== THE REQUEST ==
In the listing below, pick out lines with "đăng".

━━━━━ DATA SECTION

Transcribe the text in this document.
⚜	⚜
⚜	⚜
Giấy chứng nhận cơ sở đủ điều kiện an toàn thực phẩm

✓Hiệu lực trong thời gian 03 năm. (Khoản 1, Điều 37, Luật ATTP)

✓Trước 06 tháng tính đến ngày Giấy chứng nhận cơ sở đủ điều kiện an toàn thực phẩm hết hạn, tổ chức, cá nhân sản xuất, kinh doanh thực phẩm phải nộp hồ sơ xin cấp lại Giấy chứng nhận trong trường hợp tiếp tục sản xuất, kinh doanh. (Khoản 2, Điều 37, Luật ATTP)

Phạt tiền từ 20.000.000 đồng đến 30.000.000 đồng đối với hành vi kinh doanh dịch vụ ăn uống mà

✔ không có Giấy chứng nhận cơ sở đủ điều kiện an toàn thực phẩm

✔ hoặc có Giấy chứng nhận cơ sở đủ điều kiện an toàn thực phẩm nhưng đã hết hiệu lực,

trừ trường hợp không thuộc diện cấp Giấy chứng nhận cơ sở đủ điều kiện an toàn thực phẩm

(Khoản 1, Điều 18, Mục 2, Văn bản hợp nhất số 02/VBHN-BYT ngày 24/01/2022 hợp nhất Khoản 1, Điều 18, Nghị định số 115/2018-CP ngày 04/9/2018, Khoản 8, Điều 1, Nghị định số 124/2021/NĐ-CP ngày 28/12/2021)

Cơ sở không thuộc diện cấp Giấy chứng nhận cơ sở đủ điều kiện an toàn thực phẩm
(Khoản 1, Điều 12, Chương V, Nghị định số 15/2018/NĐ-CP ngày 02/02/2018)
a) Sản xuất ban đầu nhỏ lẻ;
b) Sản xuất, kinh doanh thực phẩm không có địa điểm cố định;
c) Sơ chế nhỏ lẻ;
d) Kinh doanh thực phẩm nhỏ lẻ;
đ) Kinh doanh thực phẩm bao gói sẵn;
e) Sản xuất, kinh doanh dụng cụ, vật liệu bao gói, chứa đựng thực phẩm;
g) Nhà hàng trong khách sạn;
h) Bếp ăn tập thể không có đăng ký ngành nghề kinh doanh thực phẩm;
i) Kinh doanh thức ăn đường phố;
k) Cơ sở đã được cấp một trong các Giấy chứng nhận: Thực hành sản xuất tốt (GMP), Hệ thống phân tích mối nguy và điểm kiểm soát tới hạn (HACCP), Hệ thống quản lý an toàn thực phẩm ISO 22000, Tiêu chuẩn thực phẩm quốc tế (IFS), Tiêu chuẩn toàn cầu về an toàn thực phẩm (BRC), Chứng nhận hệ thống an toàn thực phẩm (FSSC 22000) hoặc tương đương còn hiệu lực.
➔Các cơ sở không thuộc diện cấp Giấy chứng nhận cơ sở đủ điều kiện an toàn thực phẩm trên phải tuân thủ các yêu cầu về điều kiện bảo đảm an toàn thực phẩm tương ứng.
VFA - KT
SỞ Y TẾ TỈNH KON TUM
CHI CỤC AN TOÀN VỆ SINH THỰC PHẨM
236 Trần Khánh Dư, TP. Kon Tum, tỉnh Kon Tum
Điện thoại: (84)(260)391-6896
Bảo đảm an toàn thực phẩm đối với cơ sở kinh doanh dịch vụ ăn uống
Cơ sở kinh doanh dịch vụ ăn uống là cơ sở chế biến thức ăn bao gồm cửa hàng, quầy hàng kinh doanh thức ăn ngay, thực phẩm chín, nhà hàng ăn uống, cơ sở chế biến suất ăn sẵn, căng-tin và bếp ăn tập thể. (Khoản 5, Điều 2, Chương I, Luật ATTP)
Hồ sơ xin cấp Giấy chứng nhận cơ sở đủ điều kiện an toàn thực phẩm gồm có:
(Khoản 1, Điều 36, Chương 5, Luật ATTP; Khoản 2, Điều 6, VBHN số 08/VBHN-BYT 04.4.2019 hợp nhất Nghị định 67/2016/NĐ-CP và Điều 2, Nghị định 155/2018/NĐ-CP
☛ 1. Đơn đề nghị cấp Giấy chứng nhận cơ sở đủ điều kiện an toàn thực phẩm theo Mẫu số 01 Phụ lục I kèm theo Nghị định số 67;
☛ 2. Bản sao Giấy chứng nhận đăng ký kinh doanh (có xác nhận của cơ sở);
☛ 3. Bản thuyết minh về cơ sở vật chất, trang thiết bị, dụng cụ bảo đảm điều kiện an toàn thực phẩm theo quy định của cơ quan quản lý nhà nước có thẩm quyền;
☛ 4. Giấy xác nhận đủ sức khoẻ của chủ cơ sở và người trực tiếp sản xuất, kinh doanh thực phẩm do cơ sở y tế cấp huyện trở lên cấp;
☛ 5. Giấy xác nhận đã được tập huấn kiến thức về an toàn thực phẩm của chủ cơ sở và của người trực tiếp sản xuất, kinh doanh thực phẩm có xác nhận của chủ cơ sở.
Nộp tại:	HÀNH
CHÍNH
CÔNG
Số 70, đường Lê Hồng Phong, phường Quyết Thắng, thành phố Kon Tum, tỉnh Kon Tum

━━━━━━━━━━

== CORRECT RESPONSE ==
h) Bếp ăn tập thể không có đăng ký ngành nghề kinh doanh thực phẩm;
☛ 2. Bản sao Giấy chứng nhận đăng ký kinh doanh (có xác nhận của cơ sở);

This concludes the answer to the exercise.